*Document segment*.
** BEGIN **

How to Talk to Reporters Without Alienating Clients


Media relations is a wonderful tool for building exposure, especially for those who work in professional services, like accountants, lawyers and consultants. Getting your name and commentary in the press establishes credibility, because it comes with an implicit endorsement from the media outlet that you are a leading expert on the topic.

It also helps your company’s exposure through search rankings and, let’s be honest, it feels good to see your name in print (or online).

One of the most common excuses I hear from professional service firms not to engage with media is fear of alienating clients. The general concern is that someone from the firm will see something that diverges from their client’s position, and that client will angrily redirect all of their business elsewhere. It sounds a bit dramatic, but I wouldn’t be surprised to hear that some have lost – or nearly lost – clients over less.

Even if that sounds totally plausible to you, the fact is, there are plenty of safe ways to engage with reporters without risking client relationships. Here are a few examples:

1. Provide context or explanation without taking a stance. Often laws and policies that cause controversy on the public stage can be hard for non-experts to follow. If you have expertise on an issue that is at the center of the news media’s attention, but has your client base divided, offer to help reporters better understand the nuances of the issue and their various implications on those affected without taking a decisive stance on the issue. Even if you don't end up quoted in an article, you can build goodwill with reporters that will lead to future opportunities.

** END **

*Written instruction*.
Decide whether each statement agrees with the piece on talking to reporters: (a) press coverage carries an implicit endorsement from the media outlet; (b) the piece advises taking a decisive stance when an issue divides your clients; (c) helping reporters pays off only if you are quoted. For each, answer yes or no and quote the words from the piece that settle it. The records that come next are from a separate source.

(Element placement data)
** BEGIN **

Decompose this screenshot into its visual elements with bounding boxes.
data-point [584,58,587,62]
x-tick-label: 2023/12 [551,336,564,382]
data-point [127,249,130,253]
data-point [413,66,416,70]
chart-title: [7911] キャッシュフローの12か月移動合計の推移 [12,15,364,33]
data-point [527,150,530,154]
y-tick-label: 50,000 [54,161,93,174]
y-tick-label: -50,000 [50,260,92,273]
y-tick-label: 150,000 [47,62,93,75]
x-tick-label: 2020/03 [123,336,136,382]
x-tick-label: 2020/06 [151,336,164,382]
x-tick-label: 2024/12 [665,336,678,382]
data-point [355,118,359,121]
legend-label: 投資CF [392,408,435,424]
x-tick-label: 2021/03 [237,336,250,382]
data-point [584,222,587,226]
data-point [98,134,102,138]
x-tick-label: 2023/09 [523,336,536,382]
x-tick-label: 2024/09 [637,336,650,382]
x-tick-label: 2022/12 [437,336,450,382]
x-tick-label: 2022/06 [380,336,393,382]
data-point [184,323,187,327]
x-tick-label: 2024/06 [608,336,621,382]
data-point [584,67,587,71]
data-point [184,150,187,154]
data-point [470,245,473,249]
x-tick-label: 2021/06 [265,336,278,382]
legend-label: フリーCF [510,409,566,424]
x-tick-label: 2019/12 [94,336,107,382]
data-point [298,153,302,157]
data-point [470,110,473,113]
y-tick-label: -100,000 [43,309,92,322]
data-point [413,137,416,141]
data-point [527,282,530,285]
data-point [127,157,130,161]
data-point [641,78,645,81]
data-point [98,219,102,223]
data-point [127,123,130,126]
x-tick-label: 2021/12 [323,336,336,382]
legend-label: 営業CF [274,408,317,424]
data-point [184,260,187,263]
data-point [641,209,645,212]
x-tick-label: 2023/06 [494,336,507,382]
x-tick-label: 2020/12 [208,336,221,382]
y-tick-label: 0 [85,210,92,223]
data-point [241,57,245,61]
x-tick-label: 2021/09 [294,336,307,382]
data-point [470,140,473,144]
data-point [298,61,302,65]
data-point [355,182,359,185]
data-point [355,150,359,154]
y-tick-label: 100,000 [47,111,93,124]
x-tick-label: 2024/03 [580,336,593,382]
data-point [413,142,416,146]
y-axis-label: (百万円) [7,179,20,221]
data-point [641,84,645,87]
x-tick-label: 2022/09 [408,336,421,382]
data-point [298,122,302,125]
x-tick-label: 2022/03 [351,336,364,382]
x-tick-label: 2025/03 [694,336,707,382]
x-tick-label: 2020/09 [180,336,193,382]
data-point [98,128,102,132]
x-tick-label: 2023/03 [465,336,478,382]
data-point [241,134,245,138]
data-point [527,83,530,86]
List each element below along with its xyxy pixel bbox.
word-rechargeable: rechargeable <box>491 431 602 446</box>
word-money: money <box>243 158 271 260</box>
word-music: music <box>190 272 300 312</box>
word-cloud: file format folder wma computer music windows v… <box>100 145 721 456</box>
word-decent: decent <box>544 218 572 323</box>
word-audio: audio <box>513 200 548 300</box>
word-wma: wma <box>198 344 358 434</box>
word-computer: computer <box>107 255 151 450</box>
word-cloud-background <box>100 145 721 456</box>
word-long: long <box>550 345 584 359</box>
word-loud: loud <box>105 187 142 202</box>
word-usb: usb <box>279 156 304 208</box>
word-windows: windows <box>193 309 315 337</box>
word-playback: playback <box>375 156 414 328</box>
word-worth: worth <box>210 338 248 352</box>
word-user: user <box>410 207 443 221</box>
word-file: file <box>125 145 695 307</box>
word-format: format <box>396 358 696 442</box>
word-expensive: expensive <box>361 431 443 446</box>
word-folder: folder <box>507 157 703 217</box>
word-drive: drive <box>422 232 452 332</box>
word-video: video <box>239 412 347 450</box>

** END **

*Full output*.
(a) Yes: "because it comes with an implicit endorsement from the media outlet that you are a leading expert on the topic."
(b) No: "without taking a decisive stance on the issue."
(c) No: "Even if you don't end up quoted in an article, you can build goodwill with reporters that will lead to future opportunities."